::: DATASET RECORDS
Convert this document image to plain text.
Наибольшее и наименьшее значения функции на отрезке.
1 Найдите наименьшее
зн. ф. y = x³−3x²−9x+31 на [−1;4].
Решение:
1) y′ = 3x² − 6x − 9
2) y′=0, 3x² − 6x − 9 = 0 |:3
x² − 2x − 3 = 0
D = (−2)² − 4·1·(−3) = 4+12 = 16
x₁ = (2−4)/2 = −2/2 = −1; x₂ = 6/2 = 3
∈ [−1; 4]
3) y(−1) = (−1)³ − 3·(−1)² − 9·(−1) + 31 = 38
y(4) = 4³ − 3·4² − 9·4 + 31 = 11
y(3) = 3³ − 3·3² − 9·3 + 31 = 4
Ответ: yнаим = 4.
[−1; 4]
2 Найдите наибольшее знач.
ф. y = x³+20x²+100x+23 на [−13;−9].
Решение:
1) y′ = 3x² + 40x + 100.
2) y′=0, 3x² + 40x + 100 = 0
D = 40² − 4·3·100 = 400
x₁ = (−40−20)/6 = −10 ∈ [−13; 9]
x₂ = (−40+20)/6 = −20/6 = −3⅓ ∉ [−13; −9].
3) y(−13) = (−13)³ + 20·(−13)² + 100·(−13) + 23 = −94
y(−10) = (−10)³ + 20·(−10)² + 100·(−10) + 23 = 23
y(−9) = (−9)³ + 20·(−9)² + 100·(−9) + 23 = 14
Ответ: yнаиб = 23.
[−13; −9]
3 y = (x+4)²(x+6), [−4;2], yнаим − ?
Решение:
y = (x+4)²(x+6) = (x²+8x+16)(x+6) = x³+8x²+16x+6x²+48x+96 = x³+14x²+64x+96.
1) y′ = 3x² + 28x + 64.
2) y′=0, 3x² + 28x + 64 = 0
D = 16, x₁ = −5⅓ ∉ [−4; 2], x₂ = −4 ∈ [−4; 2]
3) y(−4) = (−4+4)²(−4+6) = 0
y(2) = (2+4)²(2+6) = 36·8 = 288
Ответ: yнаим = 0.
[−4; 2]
::::::
■ WRITTEN INSTRUCTION ■
In the entries above, find each line with the word "наименьшее" and copy it.

■ RESULT OF THIS EXERCISE ■
Наибольшее и наименьшее значения функции на отрезке.
1 Найдите наименьшее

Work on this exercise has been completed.